>> START INPUT FOR THIS TASK

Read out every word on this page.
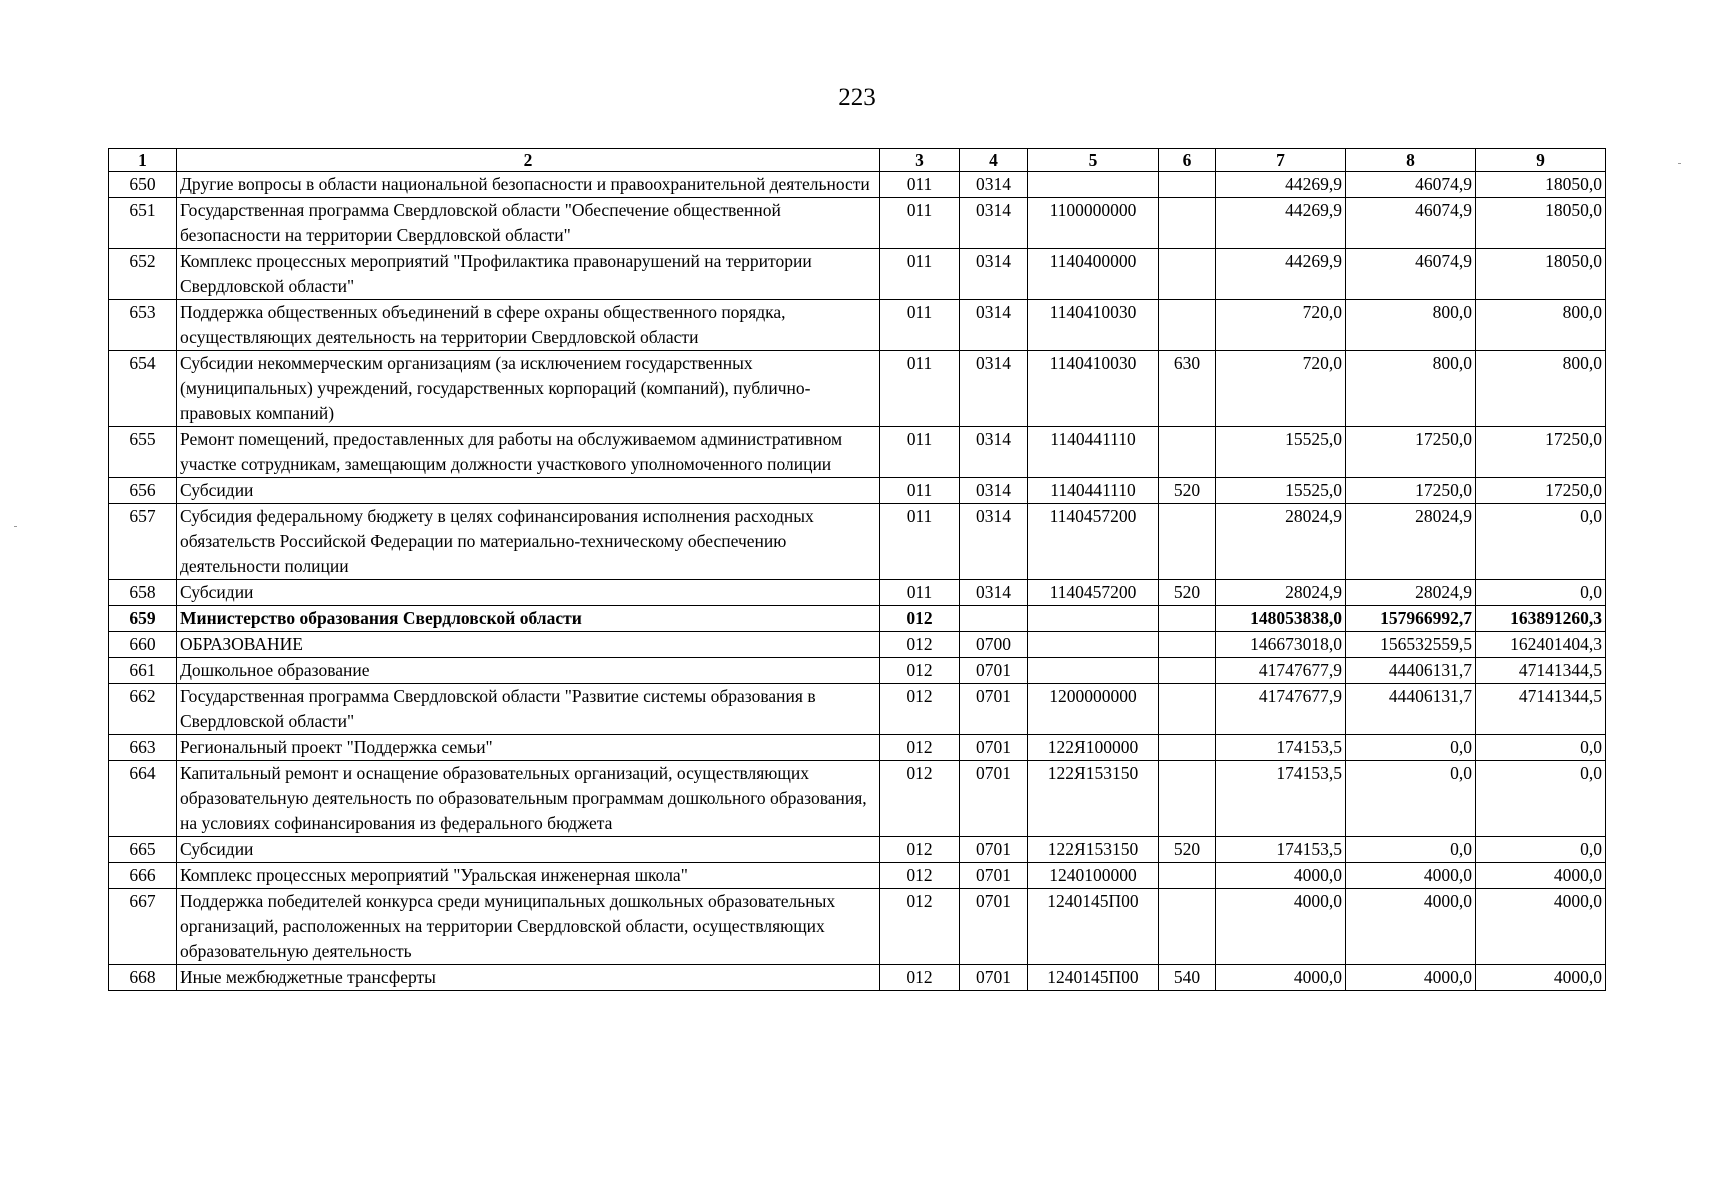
223
1	2	3	4	5	6	7	8	9
650	Другие вопросы в области национальной безопасности и правоохранительной деятельности	011	0314			44269,9	46074,9	18050,0
651	Государственная программа Свердловской области "Обеспечение общественной безопасности на территории Свердловской области"	011	0314	1100000000		44269,9	46074,9	18050,0
652	Комплекс процессных мероприятий "Профилактика правонарушений на территории Свердловской области"	011	0314	1140400000		44269,9	46074,9	18050,0
653	Поддержка общественных объединений в сфере охраны общественного порядка, осуществляющих деятельность на территории Свердловской области	011	0314	1140410030		720,0	800,0	800,0
654	Субсидии некоммерческим организациям (за исключением государственных (муниципальных) учреждений, государственных корпораций (компаний), публично-правовых компаний)	011	0314	1140410030	630	720,0	800,0	800,0
655	Ремонт помещений, предоставленных для работы на обслуживаемом административном участке сотрудникам, замещающим должности участкового уполномоченного полиции	011	0314	1140441110		15525,0	17250,0	17250,0
656	Субсидии	011	0314	1140441110	520	15525,0	17250,0	17250,0
657	Субсидия федеральному бюджету в целях софинансирования исполнения расходных обязательств Российской Федерации по материально-техническому обеспечению деятельности полиции	011	0314	1140457200		28024,9	28024,9	0,0
658	Субсидии	011	0314	1140457200	520	28024,9	28024,9	0,0
659	Министерство образования Свердловской области	012				148053838,0	157966992,7	163891260,3
660	ОБРАЗОВАНИЕ	012	0700			146673018,0	156532559,5	162401404,3
661	Дошкольное образование	012	0701			41747677,9	44406131,7	47141344,5
662	Государственная программа Свердловской области "Развитие системы образования в Свердловской области"	012	0701	1200000000		41747677,9	44406131,7	47141344,5
663	Региональный проект "Поддержка семьи"	012	0701	122Я100000		174153,5	0,0	0,0
664	Капитальный ремонт и оснащение образовательных организаций, осуществляющих образовательную деятельность по образовательным программам дошкольного образования, на условиях софинансирования из федерального бюджета	012	0701	122Я153150		174153,5	0,0	0,0
665	Субсидии	012	0701	122Я153150	520	174153,5	0,0	0,0
666	Комплекс процессных мероприятий "Уральская инженерная школа"	012	0701	1240100000		4000,0	4000,0	4000,0
667	Поддержка победителей конкурса среди муниципальных дошкольных образовательных организаций, расположенных на территории Свердловской области, осуществляющих образовательную деятельность	012	0701	1240145П00		4000,0	4000,0	4000,0
668	Иные межбюджетные трансферты	012	0701	1240145П00	540	4000,0	4000,0	4000,0
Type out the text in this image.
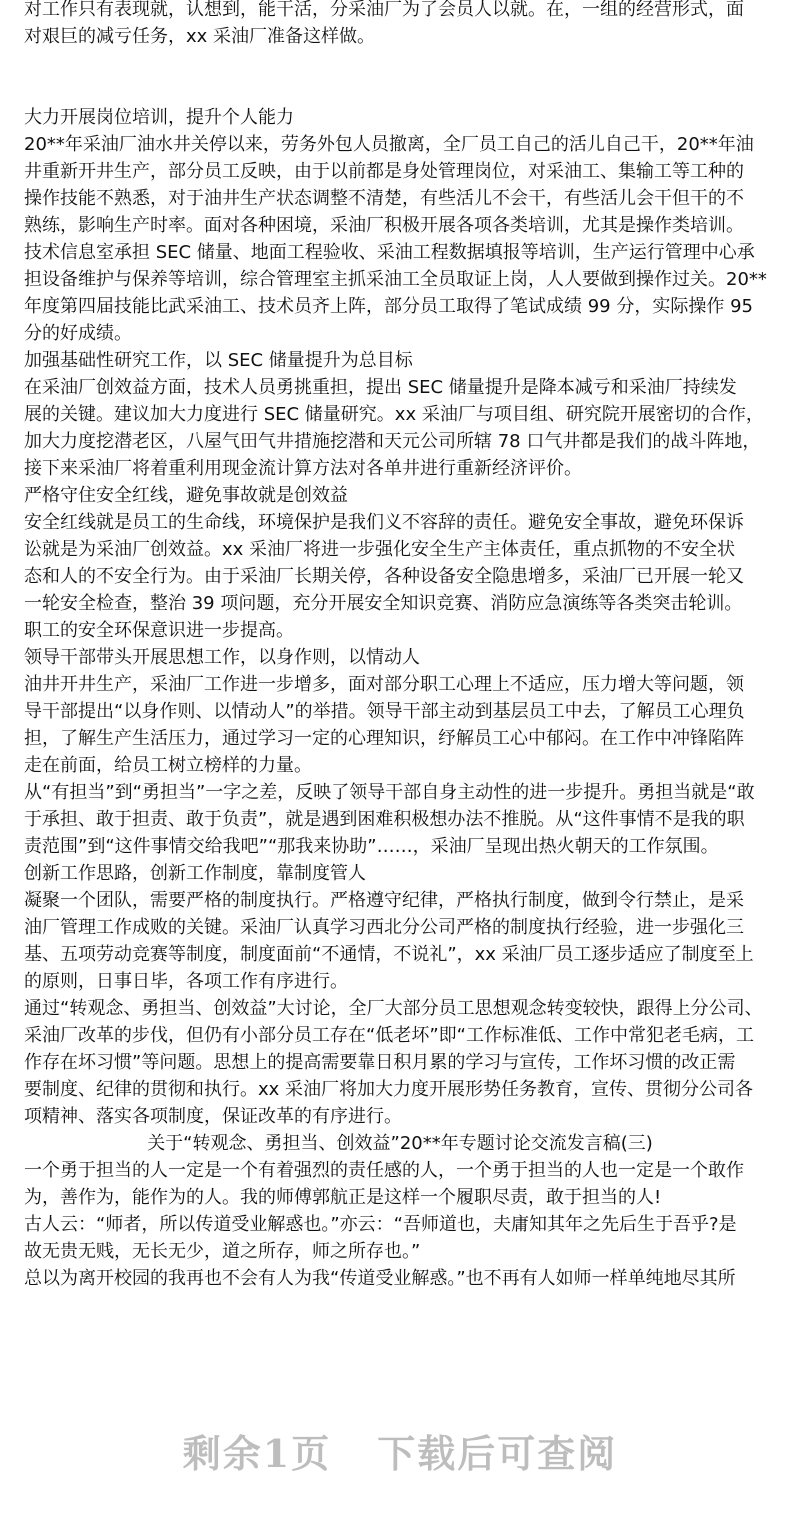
对工作只有表现就，认想到，能干活，分采油厂为了会员人以就。在，一组的经营形式，面
对艰巨的减亏任务，xx 采油厂准备这样做。
大力开展岗位培训，提升个人能力
20**年采油厂油水井关停以来，劳务外包人员撤离，全厂员工自己的活儿自己干，20**年油
井重新开井生产，部分员工反映，由于以前都是身处管理岗位，对采油工、集输工等工种的
操作技能不熟悉，对于油井生产状态调整不清楚，有些活儿不会干，有些活儿会干但干的不
熟练，影响生产时率。面对各种困境，采油厂积极开展各项各类培训，尤其是操作类培训。
技术信息室承担 SEC 储量、地面工程验收、采油工程数据填报等培训，生产运行管理中心承
担设备维护与保养等培训，综合管理室主抓采油工全员取证上岗，人人要做到操作过关。20**
年度第四届技能比武采油工、技术员齐上阵，部分员工取得了笔试成绩 99 分，实际操作 95
分的好成绩。
加强基础性研究工作，以 SEC 储量提升为总目标
在采油厂创效益方面，技术人员勇挑重担，提出 SEC 储量提升是降本减亏和采油厂持续发
展的关键。建议加大力度进行 SEC 储量研究。xx 采油厂与项目组、研究院开展密切的合作，
加大力度挖潜老区，八屋气田气井措施挖潜和天元公司所辖 78 口气井都是我们的战斗阵地，
接下来采油厂将着重利用现金流计算方法对各单井进行重新经济评价。
严格守住安全红线，避免事故就是创效益
安全红线就是员工的生命线，环境保护是我们义不容辞的责任。避免安全事故，避免环保诉
讼就是为采油厂创效益。xx 采油厂将进一步强化安全生产主体责任，重点抓物的不安全状
态和人的不安全行为。由于采油厂长期关停，各种设备安全隐患增多，采油厂已开展一轮又
一轮安全检查，整治 39 项问题，充分开展安全知识竞赛、消防应急演练等各类突击轮训。
职工的安全环保意识进一步提高。
领导干部带头开展思想工作，以身作则，以情动人
油井开井生产，采油厂工作进一步增多，面对部分职工心理上不适应，压力增大等问题，领
导干部提出“以身作则、以情动人”的举措。领导干部主动到基层员工中去，了解员工心理负
担，了解生产生活压力，通过学习一定的心理知识，纾解员工心中郁闷。在工作中冲锋陷阵
走在前面，给员工树立榜样的力量。
从“有担当”到“勇担当”一字之差，反映了领导干部自身主动性的进一步提升。勇担当就是“敢
于承担、敢于担责、敢于负责”，就是遇到困难积极想办法不推脱。从“这件事情不是我的职
责范围”到“这件事情交给我吧”“那我来协助”……，采油厂呈现出热火朝天的工作氛围。
创新工作思路，创新工作制度，靠制度管人
凝聚一个团队，需要严格的制度执行。严格遵守纪律，严格执行制度，做到令行禁止，是采
油厂管理工作成败的关键。采油厂认真学习西北分公司严格的制度执行经验，进一步强化三
基、五项劳动竞赛等制度，制度面前“不通情，不说礼”，xx 采油厂员工逐步适应了制度至上
的原则，日事日毕，各项工作有序进行。
通过“转观念、勇担当、创效益”大讨论，全厂大部分员工思想观念转变较快，跟得上分公司、
采油厂改革的步伐，但仍有小部分员工存在“低老坏”即“工作标准低、工作中常犯老毛病，工
作存在坏习惯”等问题。思想上的提高需要靠日积月累的学习与宣传，工作坏习惯的改正需
要制度、纪律的贯彻和执行。xx 采油厂将加大力度开展形势任务教育，宣传、贯彻分公司各
项精神、落实各项制度，保证改革的有序进行。
关于“转观念、勇担当、创效益”20**年专题讨论交流发言稿(三)
一个勇于担当的人一定是一个有着强烈的责任感的人，一个勇于担当的人也一定是一个敢作
为，善作为，能作为的人。我的师傅郭航正是这样一个履职尽责，敢于担当的人!
古人云：“师者，所以传道受业解惑也。”亦云：“吾师道也，夫庸知其年之先后生于吾乎?是
故无贵无贱，无长无少，道之所存，师之所存也。”
总以为离开校园的我再也不会有人为我“传道受业解惑。”也不再有人如师一样单纯地尽其所
剩余1页 下载后可查阅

>> END INPUT FOR THIS TASK

### WRITTEN PROBLEM
Each line from the one that contains "Type out the text in this image." to the end of the listing must be quoted exactly; no other line and no picture belongs in the copy.

### SOLUTION BELOW
Type out the text in this image.
对工作只有表现就，认想到，能干活，分采油厂为了会员人以就。在，一组的经营形式，面
对艰巨的减亏任务，xx 采油厂准备这样做。
大力开展岗位培训，提升个人能力
20**年采油厂油水井关停以来，劳务外包人员撤离，全厂员工自己的活儿自己干，20**年油
井重新开井生产，部分员工反映，由于以前都是身处管理岗位，对采油工、集输工等工种的
操作技能不熟悉，对于油井生产状态调整不清楚，有些活儿不会干，有些活儿会干但干的不
熟练，影响生产时率。面对各种困境，采油厂积极开展各项各类培训，尤其是操作类培训。
技术信息室承担 SEC 储量、地面工程验收、采油工程数据填报等培训，生产运行管理中心承
担设备维护与保养等培训，综合管理室主抓采油工全员取证上岗，人人要做到操作过关。20**
年度第四届技能比武采油工、技术员齐上阵，部分员工取得了笔试成绩 99 分，实际操作 95
分的好成绩。
加强基础性研究工作，以 SEC 储量提升为总目标
在采油厂创效益方面，技术人员勇挑重担，提出 SEC 储量提升是降本减亏和采油厂持续发
展的关键。建议加大力度进行 SEC 储量研究。xx 采油厂与项目组、研究院开展密切的合作，
加大力度挖潜老区，八屋气田气井措施挖潜和天元公司所辖 78 口气井都是我们的战斗阵地，
接下来采油厂将着重利用现金流计算方法对各单井进行重新经济评价。
严格守住安全红线，避免事故就是创效益
安全红线就是员工的生命线，环境保护是我们义不容辞的责任。避免安全事故，避免环保诉
讼就是为采油厂创效益。xx 采油厂将进一步强化安全生产主体责任，重点抓物的不安全状
态和人的不安全行为。由于采油厂长期关停，各种设备安全隐患增多，采油厂已开展一轮又
一轮安全检查，整治 39 项问题，充分开展安全知识竞赛、消防应急演练等各类突击轮训。
职工的安全环保意识进一步提高。
领导干部带头开展思想工作，以身作则，以情动人
油井开井生产，采油厂工作进一步增多，面对部分职工心理上不适应，压力增大等问题，领
导干部提出“以身作则、以情动人”的举措。领导干部主动到基层员工中去，了解员工心理负
担，了解生产生活压力，通过学习一定的心理知识，纾解员工心中郁闷。在工作中冲锋陷阵
走在前面，给员工树立榜样的力量。
从“有担当”到“勇担当”一字之差，反映了领导干部自身主动性的进一步提升。勇担当就是“敢
于承担、敢于担责、敢于负责”，就是遇到困难积极想办法不推脱。从“这件事情不是我的职
责范围”到“这件事情交给我吧”“那我来协助”……，采油厂呈现出热火朝天的工作氛围。
创新工作思路，创新工作制度，靠制度管人
凝聚一个团队，需要严格的制度执行。严格遵守纪律，严格执行制度，做到令行禁止，是采
油厂管理工作成败的关键。采油厂认真学习西北分公司严格的制度执行经验，进一步强化三
基、五项劳动竞赛等制度，制度面前“不通情，不说礼”，xx 采油厂员工逐步适应了制度至上
的原则，日事日毕，各项工作有序进行。
通过“转观念、勇担当、创效益”大讨论，全厂大部分员工思想观念转变较快，跟得上分公司、
采油厂改革的步伐，但仍有小部分员工存在“低老坏”即“工作标准低、工作中常犯老毛病，工
作存在坏习惯”等问题。思想上的提高需要靠日积月累的学习与宣传，工作坏习惯的改正需
要制度、纪律的贯彻和执行。xx 采油厂将加大力度开展形势任务教育，宣传、贯彻分公司各
项精神、落实各项制度，保证改革的有序进行。
关于“转观念、勇担当、创效益”20**年专题讨论交流发言稿(三)
一个勇于担当的人一定是一个有着强烈的责任感的人，一个勇于担当的人也一定是一个敢作
为，善作为，能作为的人。我的师傅郭航正是这样一个履职尽责，敢于担当的人!
古人云：“师者，所以传道受业解惑也。”亦云：“吾师道也，夫庸知其年之先后生于吾乎?是
故无贵无贱，无长无少，道之所存，师之所存也。”
总以为离开校园的我再也不会有人为我“传道受业解惑。”也不再有人如师一样单纯地尽其所
剩余1页 下载后可查阅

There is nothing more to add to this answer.